▶ **PROBLEM DETAILS**:
Without the pictures, can you quote each line below exactly?

▶ **LISTED RECORDS**:
-- START --

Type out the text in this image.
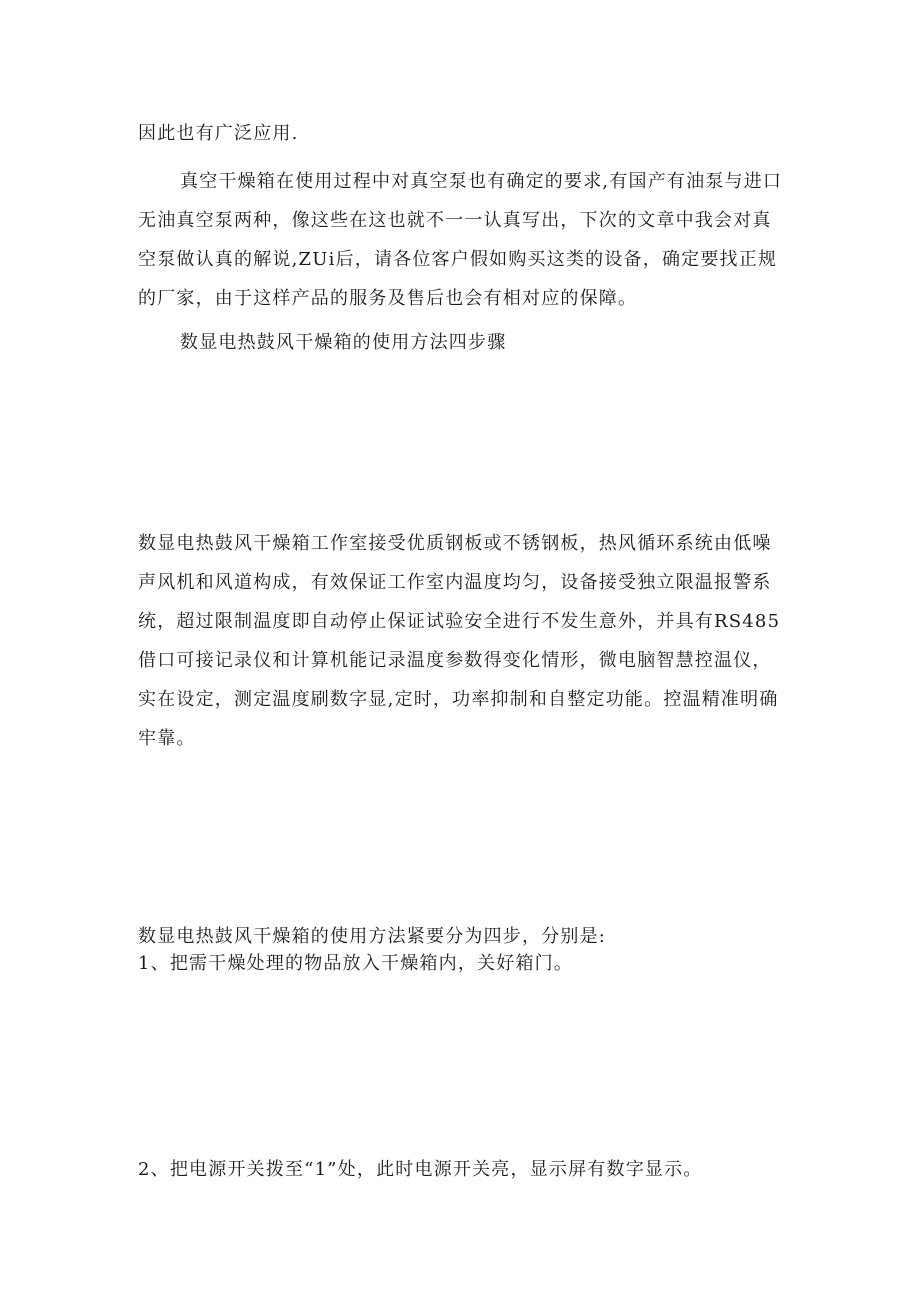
因此也有广泛应用.

真空干燥箱在使用过程中对真空泵也有确定的要求,有国产有油泵与进口无油真空泵两种，像这些在这也就不一一认真写出，下次的文章中我会对真空泵做认真的解说,ZUi后，请各位客户假如购买这类的设备，确定要找正规的厂家，由于这样产品的服务及售后也会有相对应的保障。

数显电热鼓风干燥箱的使用方法四步骤

数显电热鼓风干燥箱工作室接受优质钢板或不锈钢板，热风循环系统由低噪声风机和风道构成，有效保证工作室内温度均匀，设备接受独立限温报警系统，超过限制温度即自动停止保证试验安全进行不发生意外，并具有RS485借口可接记录仪和计算机能记录温度参数得变化情形，微电脑智慧控温仪，实在设定，测定温度刷数字显,定时，功率抑制和自整定功能。控温精准明确牢靠。

数显电热鼓风干燥箱的使用方法紧要分为四步，分别是:
1、把需干燥处理的物品放入干燥箱内，关好箱门。

2、把电源开关拨至“1”处，此时电源开关亮，显示屏有数字显示。
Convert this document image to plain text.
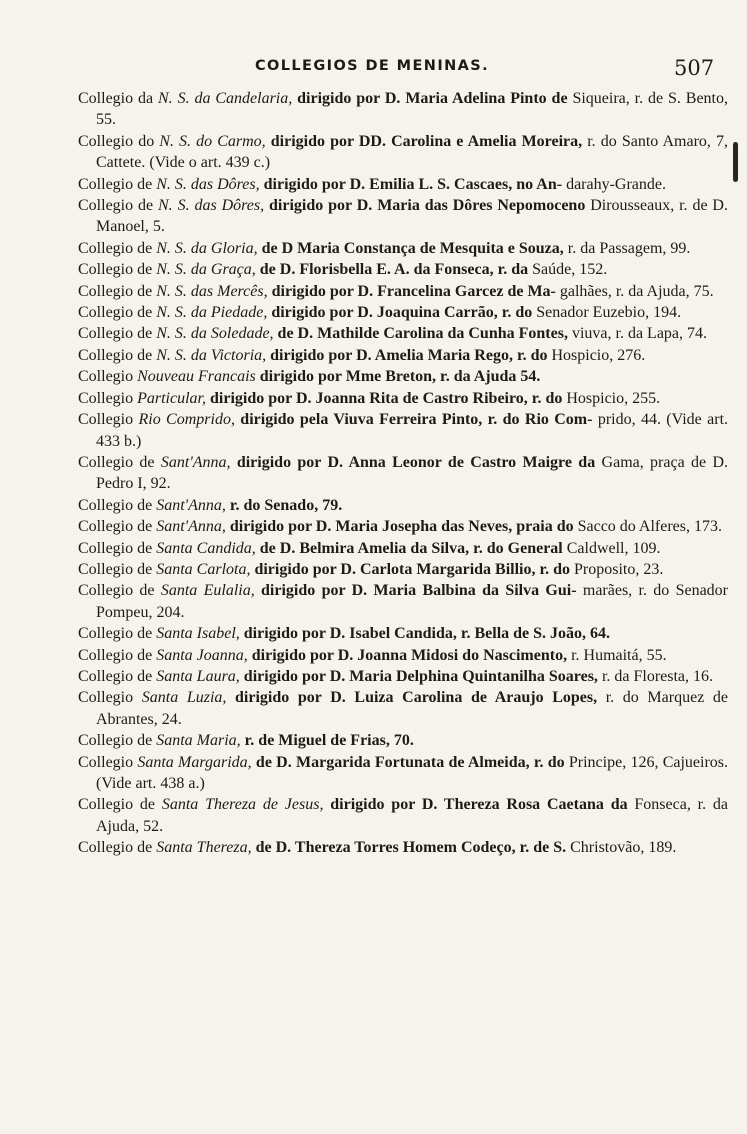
COLLEGIOS DE MENINAS.	507
Collegio da N. S. da Candelaria, dirigido por D. Maria Adelina Pinto de Siqueira, r. de S. Bento, 55.
Collegio do N. S. do Carmo, dirigido por DD. Carolina e Amelia Moreira, r. do Santo Amaro, 7, Cattete. (Vide o art. 439 c.)
Collegio de N. S. das Dôres, dirigido por D. Emilia L. S. Cascaes, no An- darahy-Grande.
Collegio de N. S. das Dôres, dirigido por D. Maria das Dôres Nepomoceno Dirousseaux, r. de D. Manoel, 5.
Collegio de N. S. da Gloria, de D Maria Constança de Mesquita e Souza, r. da Passagem, 99.
Collegio de N. S. da Graça, de D. Florisbella E. A. da Fonseca, r. da Saúde, 152.
Collegio de N. S. das Mercês, dirigido por D. Francelina Garcez de Ma- galhães, r. da Ajuda, 75.
Collegio de N. S. da Piedade, dirigido por D. Joaquina Carrão, r. do Senador Euzebio, 194.
Collegio de N. S. da Soledade, de D. Mathilde Carolina da Cunha Fontes, viuva, r. da Lapa, 74.
Collegio de N. S. da Victoria, dirigido por D. Amelia Maria Rego, r. do Hospicio, 276.
Collegio Nouveau Francais dirigido por Mme Breton, r. da Ajuda 54.
Collegio Particular, dirigido por D. Joanna Rita de Castro Ribeiro, r. do Hospicio, 255.
Collegio Rio Comprido, dirigido pela Viuva Ferreira Pinto, r. do Rio Com- prido, 44. (Vide art. 433 b.)
Collegio de Sant'Anna, dirigido por D. Anna Leonor de Castro Maigre da Gama, praça de D. Pedro I, 92.
Collegio de Sant'Anna, r. do Senado, 79.
Collegio de Sant'Anna, dirigido por D. Maria Josepha das Neves, praia do Sacco do Alferes, 173.
Collegio de Santa Candida, de D. Belmira Amelia da Silva, r. do General Caldwell, 109.
Collegio de Santa Carlota, dirigido por D. Carlota Margarida Billio, r. do Proposito, 23.
Collegio de Santa Eulalia, dirigido por D. Maria Balbina da Silva Gui- marães, r. do Senador Pompeu, 204.
Collegio de Santa Isabel, dirigido por D. Isabel Candida, r. Bella de S. João, 64.
Collegio de Santa Joanna, dirigido por D. Joanna Midosi do Nascimento, r. Humaitá, 55.
Collegio de Santa Laura, dirigido por D. Maria Delphina Quintanilha Soares, r. da Floresta, 16.
Collegio Santa Luzia, dirigido por D. Luiza Carolina de Araujo Lopes, r. do Marquez de Abrantes, 24.
Collegio de Santa Maria, r. de Miguel de Frias, 70.
Collegio Santa Margarida, de D. Margarida Fortunata de Almeida, r. do Principe, 126, Cajueiros. (Vide art. 438 a.)
Collegio de Santa Thereza de Jesus, dirigido por D. Thereza Rosa Caetana da Fonseca, r. da Ajuda, 52.
Collegio de Santa Thereza, de D. Thereza Torres Homem Codeço, r. de S. Christovão, 189.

-- END --

▶ **COMPLETED EXERCISE**:
Type out the text in this image.
因此也有广泛应用.

真空干燥箱在使用过程中对真空泵也有确定的要求,有国产有油泵与进口无油真空泵两种，像这些在这也就不一一认真写出，下次的文章中我会对真空泵做认真的解说,ZUi后，请各位客户假如购买这类的设备，确定要找正规的厂家，由于这样产品的服务及售后也会有相对应的保障。

数显电热鼓风干燥箱的使用方法四步骤

数显电热鼓风干燥箱工作室接受优质钢板或不锈钢板，热风循环系统由低噪声风机和风道构成，有效保证工作室内温度均匀，设备接受独立限温报警系统，超过限制温度即自动停止保证试验安全进行不发生意外，并具有RS485借口可接记录仪和计算机能记录温度参数得变化情形，微电脑智慧控温仪，实在设定，测定温度刷数字显,定时，功率抑制和自整定功能。控温精准明确牢靠。

数显电热鼓风干燥箱的使用方法紧要分为四步，分别是:
1、把需干燥处理的物品放入干燥箱内，关好箱门。

2、把电源开关拨至“1”处，此时电源开关亮，显示屏有数字显示。
Convert this document image to plain text.
COLLEGIOS DE MENINAS.	507
Collegio da N. S. da Candelaria, dirigido por D. Maria Adelina Pinto de Siqueira, r. de S. Bento, 55.
Collegio do N. S. do Carmo, dirigido por DD. Carolina e Amelia Moreira, r. do Santo Amaro, 7, Cattete. (Vide o art. 439 c.)
Collegio de N. S. das Dôres, dirigido por D. Emilia L. S. Cascaes, no An- darahy-Grande.
Collegio de N. S. das Dôres, dirigido por D. Maria das Dôres Nepomoceno Dirousseaux, r. de D. Manoel, 5.
Collegio de N. S. da Gloria, de D Maria Constança de Mesquita e Souza, r. da Passagem, 99.
Collegio de N. S. da Graça, de D. Florisbella E. A. da Fonseca, r. da Saúde, 152.
Collegio de N. S. das Mercês, dirigido por D. Francelina Garcez de Ma- galhães, r. da Ajuda, 75.
Collegio de N. S. da Piedade, dirigido por D. Joaquina Carrão, r. do Senador Euzebio, 194.
Collegio de N. S. da Soledade, de D. Mathilde Carolina da Cunha Fontes, viuva, r. da Lapa, 74.
Collegio de N. S. da Victoria, dirigido por D. Amelia Maria Rego, r. do Hospicio, 276.
Collegio Nouveau Francais dirigido por Mme Breton, r. da Ajuda 54.
Collegio Particular, dirigido por D. Joanna Rita de Castro Ribeiro, r. do Hospicio, 255.
Collegio Rio Comprido, dirigido pela Viuva Ferreira Pinto, r. do Rio Com- prido, 44. (Vide art. 433 b.)
Collegio de Sant'Anna, dirigido por D. Anna Leonor de Castro Maigre da Gama, praça de D. Pedro I, 92.
Collegio de Sant'Anna, r. do Senado, 79.
Collegio de Sant'Anna, dirigido por D. Maria Josepha das Neves, praia do Sacco do Alferes, 173.
Collegio de Santa Candida, de D. Belmira Amelia da Silva, r. do General Caldwell, 109.
Collegio de Santa Carlota, dirigido por D. Carlota Margarida Billio, r. do Proposito, 23.
Collegio de Santa Eulalia, dirigido por D. Maria Balbina da Silva Gui- marães, r. do Senador Pompeu, 204.
Collegio de Santa Isabel, dirigido por D. Isabel Candida, r. Bella de S. João, 64.
Collegio de Santa Joanna, dirigido por D. Joanna Midosi do Nascimento, r. Humaitá, 55.
Collegio de Santa Laura, dirigido por D. Maria Delphina Quintanilha Soares, r. da Floresta, 16.
Collegio Santa Luzia, dirigido por D. Luiza Carolina de Araujo Lopes, r. do Marquez de Abrantes, 24.
Collegio de Santa Maria, r. de Miguel de Frias, 70.
Collegio Santa Margarida, de D. Margarida Fortunata de Almeida, r. do Principe, 126, Cajueiros. (Vide art. 438 a.)
Collegio de Santa Thereza de Jesus, dirigido por D. Thereza Rosa Caetana da Fonseca, r. da Ajuda, 52.
Collegio de Santa Thereza, de D. Thereza Torres Homem Codeço, r. de S. Christovão, 189.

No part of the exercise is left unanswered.